- _WRITTEN EXERCISE A_: According to the game review below, what example is given of a refreshing character design?

- _SOURCE DOCUMENT_:
= = = =
Despite successes on such technical fronts it's not without annoyances on its artistic liberties; namely, the outlandishness of some characters can be grating.  Most are refreshing, like a robotic snake controlling a mummified corpse, but a couple of duds are found.  A tank like El Bastardo looks like a 40-something male dancer who has finished his Chippendale's shift and donned a cowboy hat as his best disguise.  Even when examining the cast from a bird's eye view I understand the variety sometimes feeling too much for the sake of it.  But when you get past wondering why a corpulent southern-belle human/motorcycle hybrid is there, the diversified designs act as complements to the game's chaotic nature—instead of distractions.
= = = =
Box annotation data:
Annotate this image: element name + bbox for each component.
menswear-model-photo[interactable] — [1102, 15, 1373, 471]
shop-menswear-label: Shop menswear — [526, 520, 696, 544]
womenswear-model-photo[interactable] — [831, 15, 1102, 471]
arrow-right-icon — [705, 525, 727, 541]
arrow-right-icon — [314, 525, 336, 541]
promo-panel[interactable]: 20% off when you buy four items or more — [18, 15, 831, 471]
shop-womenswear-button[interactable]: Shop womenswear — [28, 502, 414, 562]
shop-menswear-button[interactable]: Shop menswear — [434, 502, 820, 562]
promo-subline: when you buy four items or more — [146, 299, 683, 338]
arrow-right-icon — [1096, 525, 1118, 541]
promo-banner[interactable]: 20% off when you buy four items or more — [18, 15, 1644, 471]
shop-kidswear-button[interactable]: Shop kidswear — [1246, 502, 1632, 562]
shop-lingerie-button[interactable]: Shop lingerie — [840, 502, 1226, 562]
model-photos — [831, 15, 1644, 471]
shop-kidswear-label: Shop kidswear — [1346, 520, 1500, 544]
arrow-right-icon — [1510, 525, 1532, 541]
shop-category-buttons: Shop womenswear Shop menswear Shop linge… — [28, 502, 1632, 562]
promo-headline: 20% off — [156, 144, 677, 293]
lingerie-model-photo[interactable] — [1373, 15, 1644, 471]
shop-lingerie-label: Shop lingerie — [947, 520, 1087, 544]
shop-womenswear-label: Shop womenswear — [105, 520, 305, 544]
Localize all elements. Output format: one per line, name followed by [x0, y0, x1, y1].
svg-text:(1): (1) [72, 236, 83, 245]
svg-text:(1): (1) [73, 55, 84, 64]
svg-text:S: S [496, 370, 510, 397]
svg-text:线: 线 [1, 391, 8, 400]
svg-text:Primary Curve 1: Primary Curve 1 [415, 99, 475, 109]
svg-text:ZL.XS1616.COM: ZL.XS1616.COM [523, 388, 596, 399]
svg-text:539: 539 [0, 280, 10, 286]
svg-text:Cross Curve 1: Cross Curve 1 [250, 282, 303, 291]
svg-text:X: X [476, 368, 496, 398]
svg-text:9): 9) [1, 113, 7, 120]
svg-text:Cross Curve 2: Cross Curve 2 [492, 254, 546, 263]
= = = =
- _WRITTEN EXERCISE B_: Return every line of the records above that contains the string "Cross", treating case as significant.

- _COMPLETE RESPONSE A_: A robotic snake controlling a mummified corpse.

- _COMPLETE RESPONSE B_:
svg-text:Cross Curve 1: Cross Curve 1 [250, 282, 303, 291]
svg-text:Cross Curve 2: Cross Curve 2 [492, 254, 546, 263]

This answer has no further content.